WRITTEN INSTRUCTION 1> Return all lines of the records that contain the string "every", matching case exactly.
WRITTEN INSTRUCTION 2> Extend the forum thread about TLS keys and certificate authorities from its last post.

EXTRACT TO READ>
------------------------------------

However in TLS 1.2 and earlier in most cases there is also a potentially long-lived key inside the server to enable faster (1-RTT) resumption. Bad guys who obtain this key get to decrypt all TLS sessions protected with that key, even if the client never used resumption at all. This is fixed in TLS 1.3, where having that long term key only lets you see inside subsequent resumptions that don't redo the DH key exchange.

That recent GnuTLS bug resulted in bad guys not even needing to steal that resumption key for any servers using affected versions of GnuTLS because GnuTLS was just initialising it to zero...


I heard perfect forward secrecy is intended to prevent decrypting past traffic.


Good!


CAs are resting all and every changes because it's easier, it makes sense.


CA's are resisting because the only person to buy from them is someone who can't set up certbot and lets-encrypt. As soon as they cant issue for longer than a year, their market is being whittled away.


> the only person to buy from [CAs] is someone who can't set up certbot and lets-encrypt

Digicert is in the process of migrating their customers to ACME (the issuance protocol used by Let's Encrypt and certbot). Where's your god now? :)


And that's two out of how many?


Will browsers start allowing self signed certificates though?


As long as you first create a root certificate then you can create how many certificates you want.


Assuming non-chained root CAs remain trusted.

------------------------------------

MATERIAL FOR THE TASK>
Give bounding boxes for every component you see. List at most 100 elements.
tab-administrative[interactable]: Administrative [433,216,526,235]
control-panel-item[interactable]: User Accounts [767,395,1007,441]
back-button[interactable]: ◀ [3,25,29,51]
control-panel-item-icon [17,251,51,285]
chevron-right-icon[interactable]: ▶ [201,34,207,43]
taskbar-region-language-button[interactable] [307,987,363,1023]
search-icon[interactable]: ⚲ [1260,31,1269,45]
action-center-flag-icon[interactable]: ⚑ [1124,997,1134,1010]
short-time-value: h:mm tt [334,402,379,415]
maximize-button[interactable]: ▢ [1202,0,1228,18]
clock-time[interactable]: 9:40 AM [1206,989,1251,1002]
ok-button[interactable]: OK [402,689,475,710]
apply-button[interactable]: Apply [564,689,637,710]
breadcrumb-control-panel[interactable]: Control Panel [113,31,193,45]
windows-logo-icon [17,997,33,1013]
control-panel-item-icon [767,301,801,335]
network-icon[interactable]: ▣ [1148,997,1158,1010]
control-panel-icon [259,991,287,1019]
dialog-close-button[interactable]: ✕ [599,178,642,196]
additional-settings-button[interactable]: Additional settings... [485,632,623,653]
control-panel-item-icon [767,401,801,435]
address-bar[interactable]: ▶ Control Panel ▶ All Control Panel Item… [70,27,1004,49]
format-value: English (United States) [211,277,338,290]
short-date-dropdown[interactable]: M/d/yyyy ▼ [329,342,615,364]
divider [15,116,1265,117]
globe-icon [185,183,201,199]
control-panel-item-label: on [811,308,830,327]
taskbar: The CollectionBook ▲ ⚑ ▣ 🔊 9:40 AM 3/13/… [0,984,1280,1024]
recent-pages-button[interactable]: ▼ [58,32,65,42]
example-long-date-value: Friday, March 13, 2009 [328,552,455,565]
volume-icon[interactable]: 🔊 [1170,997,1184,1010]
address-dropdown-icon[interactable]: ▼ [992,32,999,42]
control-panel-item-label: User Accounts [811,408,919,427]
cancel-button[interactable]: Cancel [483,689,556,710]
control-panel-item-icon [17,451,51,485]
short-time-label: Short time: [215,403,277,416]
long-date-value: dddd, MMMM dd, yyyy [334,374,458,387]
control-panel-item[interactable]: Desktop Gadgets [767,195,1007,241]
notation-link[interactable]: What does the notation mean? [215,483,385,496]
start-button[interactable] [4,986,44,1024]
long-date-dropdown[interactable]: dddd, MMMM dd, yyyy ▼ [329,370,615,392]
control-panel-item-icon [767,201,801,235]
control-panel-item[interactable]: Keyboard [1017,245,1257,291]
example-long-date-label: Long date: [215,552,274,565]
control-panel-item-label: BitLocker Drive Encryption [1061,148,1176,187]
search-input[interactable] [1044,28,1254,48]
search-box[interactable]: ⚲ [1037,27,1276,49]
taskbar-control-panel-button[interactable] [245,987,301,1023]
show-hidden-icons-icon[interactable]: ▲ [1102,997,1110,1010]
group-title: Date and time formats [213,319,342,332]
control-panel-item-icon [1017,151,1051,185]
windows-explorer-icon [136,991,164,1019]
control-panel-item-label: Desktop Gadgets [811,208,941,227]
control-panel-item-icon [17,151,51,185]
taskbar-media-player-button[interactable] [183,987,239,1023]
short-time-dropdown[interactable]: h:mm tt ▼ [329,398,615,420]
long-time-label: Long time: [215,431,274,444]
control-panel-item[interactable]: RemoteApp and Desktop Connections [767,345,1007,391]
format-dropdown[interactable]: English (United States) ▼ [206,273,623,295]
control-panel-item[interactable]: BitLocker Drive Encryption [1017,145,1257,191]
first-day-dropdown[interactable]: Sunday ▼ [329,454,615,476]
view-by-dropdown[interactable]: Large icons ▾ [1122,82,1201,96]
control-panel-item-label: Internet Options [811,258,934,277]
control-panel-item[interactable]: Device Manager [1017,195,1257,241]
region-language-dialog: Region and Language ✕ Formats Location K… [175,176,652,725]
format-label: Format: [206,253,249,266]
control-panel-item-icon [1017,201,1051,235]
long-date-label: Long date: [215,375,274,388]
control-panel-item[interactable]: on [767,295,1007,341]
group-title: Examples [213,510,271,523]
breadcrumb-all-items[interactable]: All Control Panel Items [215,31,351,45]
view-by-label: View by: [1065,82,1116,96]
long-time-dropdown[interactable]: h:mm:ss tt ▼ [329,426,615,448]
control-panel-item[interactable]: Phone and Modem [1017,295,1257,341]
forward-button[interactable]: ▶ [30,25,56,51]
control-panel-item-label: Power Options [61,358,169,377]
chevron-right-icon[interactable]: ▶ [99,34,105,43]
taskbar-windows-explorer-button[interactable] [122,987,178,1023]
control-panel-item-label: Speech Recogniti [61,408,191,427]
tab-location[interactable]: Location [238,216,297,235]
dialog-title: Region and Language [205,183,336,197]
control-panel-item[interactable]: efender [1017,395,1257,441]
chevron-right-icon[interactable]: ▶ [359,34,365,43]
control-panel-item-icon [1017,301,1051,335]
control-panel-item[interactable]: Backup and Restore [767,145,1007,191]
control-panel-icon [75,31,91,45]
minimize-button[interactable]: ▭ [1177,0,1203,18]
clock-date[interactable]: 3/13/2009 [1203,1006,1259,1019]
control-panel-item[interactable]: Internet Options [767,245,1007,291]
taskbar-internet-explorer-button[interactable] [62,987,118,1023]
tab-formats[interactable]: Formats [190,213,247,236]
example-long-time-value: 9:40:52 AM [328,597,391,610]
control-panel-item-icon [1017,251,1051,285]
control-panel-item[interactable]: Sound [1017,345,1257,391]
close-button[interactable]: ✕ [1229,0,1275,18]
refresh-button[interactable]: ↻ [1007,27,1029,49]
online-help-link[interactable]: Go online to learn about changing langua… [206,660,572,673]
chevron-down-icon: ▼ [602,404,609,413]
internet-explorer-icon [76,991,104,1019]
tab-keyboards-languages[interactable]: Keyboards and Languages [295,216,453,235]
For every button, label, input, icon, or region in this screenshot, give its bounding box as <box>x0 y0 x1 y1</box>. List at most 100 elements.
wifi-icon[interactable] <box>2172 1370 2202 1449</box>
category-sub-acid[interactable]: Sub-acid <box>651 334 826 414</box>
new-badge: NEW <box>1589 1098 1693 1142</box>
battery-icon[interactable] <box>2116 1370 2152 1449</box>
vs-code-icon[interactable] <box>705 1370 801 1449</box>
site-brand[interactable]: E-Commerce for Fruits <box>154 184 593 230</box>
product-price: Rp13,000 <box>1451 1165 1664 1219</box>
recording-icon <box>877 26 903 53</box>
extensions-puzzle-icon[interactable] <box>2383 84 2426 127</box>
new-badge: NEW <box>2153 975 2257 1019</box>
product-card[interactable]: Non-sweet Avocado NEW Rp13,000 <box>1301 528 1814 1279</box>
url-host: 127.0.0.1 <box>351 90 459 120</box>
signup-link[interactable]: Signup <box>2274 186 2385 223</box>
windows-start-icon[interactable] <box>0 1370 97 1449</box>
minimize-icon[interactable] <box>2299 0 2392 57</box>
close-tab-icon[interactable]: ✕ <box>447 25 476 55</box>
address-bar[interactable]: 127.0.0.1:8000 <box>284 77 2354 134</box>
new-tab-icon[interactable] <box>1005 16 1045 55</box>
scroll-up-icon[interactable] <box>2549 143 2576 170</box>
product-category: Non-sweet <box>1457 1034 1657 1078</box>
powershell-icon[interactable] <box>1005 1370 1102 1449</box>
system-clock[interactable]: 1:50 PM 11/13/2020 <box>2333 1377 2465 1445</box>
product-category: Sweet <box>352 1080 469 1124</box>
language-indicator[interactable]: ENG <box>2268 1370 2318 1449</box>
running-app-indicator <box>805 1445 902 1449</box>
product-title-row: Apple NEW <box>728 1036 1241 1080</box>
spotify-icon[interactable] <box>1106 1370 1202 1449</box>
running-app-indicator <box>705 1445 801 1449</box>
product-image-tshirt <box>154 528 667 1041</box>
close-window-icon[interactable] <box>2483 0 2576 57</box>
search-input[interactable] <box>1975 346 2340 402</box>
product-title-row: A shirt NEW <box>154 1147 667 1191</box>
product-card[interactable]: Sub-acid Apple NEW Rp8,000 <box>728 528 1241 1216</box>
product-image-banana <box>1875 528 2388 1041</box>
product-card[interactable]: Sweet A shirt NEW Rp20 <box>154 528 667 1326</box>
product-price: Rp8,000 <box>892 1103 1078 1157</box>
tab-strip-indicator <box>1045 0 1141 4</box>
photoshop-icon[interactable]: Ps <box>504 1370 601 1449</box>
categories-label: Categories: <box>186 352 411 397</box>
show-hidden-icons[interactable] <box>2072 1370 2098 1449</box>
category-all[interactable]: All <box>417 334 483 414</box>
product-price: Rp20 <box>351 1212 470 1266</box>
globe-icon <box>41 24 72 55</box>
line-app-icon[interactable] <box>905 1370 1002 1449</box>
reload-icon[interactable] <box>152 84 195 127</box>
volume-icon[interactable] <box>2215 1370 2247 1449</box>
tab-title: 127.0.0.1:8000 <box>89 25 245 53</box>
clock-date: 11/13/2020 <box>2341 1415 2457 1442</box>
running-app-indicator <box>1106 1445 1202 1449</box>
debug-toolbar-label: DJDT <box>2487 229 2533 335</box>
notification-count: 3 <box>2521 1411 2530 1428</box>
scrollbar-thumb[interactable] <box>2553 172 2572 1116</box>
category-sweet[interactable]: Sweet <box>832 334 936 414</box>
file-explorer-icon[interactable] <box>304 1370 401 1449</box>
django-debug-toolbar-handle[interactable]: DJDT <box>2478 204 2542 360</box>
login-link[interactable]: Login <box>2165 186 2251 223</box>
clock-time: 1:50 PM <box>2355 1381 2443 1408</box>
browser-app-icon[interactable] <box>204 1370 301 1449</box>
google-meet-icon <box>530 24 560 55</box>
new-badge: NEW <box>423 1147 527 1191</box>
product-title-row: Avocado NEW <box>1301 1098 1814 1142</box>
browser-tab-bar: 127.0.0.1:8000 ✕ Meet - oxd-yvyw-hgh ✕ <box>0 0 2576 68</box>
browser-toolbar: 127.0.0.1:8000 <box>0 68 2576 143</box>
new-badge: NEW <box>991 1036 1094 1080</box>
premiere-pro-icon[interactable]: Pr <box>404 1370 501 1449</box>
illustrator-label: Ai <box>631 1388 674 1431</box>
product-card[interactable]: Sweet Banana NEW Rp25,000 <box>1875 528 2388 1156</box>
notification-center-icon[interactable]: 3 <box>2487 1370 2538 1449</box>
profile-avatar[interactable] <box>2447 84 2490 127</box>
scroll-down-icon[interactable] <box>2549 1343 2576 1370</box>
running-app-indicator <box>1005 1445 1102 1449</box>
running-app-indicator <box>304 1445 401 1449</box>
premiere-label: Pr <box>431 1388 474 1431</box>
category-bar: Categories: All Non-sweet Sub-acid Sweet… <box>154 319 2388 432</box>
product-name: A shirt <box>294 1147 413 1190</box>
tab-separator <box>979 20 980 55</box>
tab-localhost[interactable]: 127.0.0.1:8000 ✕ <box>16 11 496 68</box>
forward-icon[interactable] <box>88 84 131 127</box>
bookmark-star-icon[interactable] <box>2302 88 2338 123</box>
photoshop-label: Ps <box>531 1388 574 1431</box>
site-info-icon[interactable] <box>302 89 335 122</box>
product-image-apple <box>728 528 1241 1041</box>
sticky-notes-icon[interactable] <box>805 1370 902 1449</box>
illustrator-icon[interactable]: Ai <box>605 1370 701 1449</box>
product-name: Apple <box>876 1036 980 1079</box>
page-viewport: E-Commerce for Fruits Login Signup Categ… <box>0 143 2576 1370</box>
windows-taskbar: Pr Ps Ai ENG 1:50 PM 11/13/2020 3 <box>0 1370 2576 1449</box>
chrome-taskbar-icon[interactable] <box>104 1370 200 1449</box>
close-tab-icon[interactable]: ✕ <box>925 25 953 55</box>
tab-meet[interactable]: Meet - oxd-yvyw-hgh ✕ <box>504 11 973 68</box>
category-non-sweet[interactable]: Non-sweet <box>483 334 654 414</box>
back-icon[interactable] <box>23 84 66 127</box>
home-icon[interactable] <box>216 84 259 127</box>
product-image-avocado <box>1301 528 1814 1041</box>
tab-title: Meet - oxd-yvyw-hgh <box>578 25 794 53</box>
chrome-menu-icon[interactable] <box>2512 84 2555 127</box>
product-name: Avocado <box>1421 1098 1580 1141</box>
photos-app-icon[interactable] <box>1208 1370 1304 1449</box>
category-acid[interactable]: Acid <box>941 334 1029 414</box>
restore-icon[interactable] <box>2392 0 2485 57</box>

------------------------------------

WRITTEN REPLY 1>
Give bounding boxes for every component you see. List at most 100 elements.
For every button, label, input, icon, or region in this screenshot, give its bounding box as <box>x0 y0 x1 y1</box>. List at most 100 elements.

WRITTEN REPLY 2>
I can forsee the browsers eventually treating self-created CAs like they currently treat self-signed certs. if they're not traceable to a trusted root CA then there's no accountability, from a browser perspective, in the event of abuse or breach.


Then people will create their own root CA and use it to sign the existing root CAs. Whatever it takes. Corporate users need internal certificates.


Self-signed certificates are insecure, so, no.


Aren't they allowed already, with a click-thru warning screen? And you can also choose to trust them permanently, aka trust on first use.


No... web of trust is an important aspect to https.


s/web of trust/centralization/


s/centralization/validating ownership

Without centralization I can MITM at the coffee shop and steal passwords.


WoT would fix that, unless the other coffee shop patrons have (directly or indirectly) trusted you.


They should at least allow for local addresses


Remember the good old time when it was not an almighty cartel of browsers that controlled your internet?

This is so an arbitrary decision and so much a pain in the ass. Again, a limited number of people used their corporate interests to decide for the whole world with almost no discussion.

The worst is that the "security" argument for this change is quite weak. Yes, we can think that shorter certificates are a little bit better to trust for the user, but that should be the choice of the website that you visit.

Now, you as an user are so stupid, that browsers will decide for you what website is deemed safe for you to visit, the same as with appstores. Compared to the good old time, like traditional pc software installation, where it was you, the user that was free to decide the websites that you wanted to trust: google.com vs myshaddyfraudyweb.com


I'm surprised to see this as the highest comment on this post.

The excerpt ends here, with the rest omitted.